## Begin Data for the task
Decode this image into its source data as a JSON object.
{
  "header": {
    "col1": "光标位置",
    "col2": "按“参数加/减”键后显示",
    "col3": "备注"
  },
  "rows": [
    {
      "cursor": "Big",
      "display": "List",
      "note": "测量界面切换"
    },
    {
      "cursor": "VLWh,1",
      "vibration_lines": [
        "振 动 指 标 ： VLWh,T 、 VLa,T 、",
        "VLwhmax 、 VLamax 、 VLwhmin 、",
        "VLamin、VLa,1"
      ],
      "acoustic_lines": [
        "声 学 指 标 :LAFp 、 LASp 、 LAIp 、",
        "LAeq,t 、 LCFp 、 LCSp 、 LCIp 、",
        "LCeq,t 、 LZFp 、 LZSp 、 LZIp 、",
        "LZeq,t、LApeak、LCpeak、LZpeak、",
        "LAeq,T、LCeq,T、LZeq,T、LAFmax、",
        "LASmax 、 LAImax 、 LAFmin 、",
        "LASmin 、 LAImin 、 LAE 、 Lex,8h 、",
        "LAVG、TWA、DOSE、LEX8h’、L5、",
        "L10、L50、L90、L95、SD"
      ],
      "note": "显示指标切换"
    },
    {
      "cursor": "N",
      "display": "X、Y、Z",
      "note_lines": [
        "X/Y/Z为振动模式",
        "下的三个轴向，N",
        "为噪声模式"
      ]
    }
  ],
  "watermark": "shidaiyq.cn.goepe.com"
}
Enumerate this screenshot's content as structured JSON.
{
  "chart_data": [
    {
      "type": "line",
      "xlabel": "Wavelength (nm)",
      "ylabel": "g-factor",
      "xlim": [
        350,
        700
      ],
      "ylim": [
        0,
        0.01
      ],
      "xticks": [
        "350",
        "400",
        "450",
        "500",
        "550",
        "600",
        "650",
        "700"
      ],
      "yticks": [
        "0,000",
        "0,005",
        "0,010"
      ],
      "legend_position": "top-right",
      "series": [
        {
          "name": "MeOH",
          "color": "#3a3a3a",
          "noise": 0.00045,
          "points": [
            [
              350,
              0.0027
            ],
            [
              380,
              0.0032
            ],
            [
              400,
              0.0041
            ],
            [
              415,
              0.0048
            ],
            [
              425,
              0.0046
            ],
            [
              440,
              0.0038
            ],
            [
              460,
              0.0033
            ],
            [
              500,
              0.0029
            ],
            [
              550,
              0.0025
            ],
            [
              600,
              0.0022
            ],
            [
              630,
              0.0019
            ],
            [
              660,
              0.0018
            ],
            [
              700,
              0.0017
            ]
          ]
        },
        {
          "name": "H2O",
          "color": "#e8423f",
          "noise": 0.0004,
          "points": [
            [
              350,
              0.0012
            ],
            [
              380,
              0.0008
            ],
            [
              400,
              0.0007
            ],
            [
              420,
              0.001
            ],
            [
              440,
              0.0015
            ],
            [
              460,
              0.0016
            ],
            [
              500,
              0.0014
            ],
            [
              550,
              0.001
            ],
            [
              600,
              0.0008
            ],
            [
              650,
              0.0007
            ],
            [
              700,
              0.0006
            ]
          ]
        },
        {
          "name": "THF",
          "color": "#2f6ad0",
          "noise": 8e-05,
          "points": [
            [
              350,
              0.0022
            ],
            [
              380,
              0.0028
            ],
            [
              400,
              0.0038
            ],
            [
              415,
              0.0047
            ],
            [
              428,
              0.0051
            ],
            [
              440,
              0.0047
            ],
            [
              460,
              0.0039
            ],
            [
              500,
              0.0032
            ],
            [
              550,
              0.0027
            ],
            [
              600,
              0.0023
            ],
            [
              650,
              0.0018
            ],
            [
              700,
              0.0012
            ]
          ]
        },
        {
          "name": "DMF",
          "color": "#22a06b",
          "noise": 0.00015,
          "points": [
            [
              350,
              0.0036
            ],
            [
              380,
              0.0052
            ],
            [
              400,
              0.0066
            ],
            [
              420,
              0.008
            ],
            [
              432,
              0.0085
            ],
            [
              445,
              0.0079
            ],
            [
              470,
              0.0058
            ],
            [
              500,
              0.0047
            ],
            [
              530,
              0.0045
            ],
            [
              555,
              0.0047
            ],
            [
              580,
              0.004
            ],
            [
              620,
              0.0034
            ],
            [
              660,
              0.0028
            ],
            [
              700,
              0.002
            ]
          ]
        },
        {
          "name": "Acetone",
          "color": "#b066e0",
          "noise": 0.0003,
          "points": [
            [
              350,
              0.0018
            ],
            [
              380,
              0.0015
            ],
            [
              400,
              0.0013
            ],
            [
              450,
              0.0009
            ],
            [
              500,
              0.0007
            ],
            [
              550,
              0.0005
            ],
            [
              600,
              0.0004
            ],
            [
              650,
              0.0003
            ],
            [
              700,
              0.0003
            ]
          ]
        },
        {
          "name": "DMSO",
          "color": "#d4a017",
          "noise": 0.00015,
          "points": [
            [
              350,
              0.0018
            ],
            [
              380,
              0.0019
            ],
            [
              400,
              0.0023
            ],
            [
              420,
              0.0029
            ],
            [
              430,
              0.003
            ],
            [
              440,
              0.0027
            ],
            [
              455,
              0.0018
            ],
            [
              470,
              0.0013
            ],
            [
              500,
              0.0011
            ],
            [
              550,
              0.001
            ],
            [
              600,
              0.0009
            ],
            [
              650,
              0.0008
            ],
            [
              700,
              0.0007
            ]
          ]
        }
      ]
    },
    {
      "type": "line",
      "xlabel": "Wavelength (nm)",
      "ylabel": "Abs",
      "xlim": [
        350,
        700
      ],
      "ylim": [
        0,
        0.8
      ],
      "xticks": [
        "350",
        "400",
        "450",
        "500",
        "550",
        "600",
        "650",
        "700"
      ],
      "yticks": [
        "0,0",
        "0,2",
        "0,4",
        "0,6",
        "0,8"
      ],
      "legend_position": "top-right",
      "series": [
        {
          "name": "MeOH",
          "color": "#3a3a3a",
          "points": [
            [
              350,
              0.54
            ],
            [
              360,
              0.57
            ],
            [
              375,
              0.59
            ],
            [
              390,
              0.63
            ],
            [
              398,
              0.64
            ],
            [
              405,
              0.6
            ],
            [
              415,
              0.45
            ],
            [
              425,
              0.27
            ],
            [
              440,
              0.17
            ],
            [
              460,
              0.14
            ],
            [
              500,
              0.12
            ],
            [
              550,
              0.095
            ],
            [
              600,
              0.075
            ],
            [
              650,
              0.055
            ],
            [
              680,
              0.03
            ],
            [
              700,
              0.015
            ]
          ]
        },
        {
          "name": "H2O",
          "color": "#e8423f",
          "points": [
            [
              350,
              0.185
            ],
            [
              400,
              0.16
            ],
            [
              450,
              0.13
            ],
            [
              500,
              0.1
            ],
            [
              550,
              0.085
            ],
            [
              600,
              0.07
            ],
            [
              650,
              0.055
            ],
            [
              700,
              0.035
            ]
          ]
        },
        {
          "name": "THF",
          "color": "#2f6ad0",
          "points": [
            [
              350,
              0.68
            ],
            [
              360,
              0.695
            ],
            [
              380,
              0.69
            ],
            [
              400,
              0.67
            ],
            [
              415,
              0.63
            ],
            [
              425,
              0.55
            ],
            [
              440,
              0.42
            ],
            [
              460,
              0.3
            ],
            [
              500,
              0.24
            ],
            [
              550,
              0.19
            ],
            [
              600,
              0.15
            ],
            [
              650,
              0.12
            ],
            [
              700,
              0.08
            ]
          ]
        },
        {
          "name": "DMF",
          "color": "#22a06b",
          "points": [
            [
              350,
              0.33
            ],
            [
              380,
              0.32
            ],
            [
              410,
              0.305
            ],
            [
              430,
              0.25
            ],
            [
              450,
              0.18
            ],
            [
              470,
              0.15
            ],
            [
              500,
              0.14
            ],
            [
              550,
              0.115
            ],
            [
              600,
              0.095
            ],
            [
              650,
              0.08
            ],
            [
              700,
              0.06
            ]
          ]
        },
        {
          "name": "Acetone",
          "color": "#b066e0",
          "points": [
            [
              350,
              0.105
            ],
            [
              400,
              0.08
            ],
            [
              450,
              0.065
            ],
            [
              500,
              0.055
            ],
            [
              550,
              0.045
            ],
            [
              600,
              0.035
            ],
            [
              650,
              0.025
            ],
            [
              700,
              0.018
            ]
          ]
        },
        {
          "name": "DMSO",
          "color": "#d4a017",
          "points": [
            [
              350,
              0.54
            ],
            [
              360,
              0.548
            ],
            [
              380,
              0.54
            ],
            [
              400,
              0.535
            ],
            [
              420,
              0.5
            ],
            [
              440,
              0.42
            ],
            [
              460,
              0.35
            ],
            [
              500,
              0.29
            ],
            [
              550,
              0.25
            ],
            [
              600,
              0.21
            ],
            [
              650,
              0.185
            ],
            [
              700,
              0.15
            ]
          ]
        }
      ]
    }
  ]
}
## End Data for the task
__The request__. Check each line of the entries above, and show every one holding the word "LCeq".

__Reply__.
        "LCeq,t 、 LZFp 、 LZSp 、 LZIp 、",
        "LAeq,T、LCeq,T、LZeq,T、LAFmax、",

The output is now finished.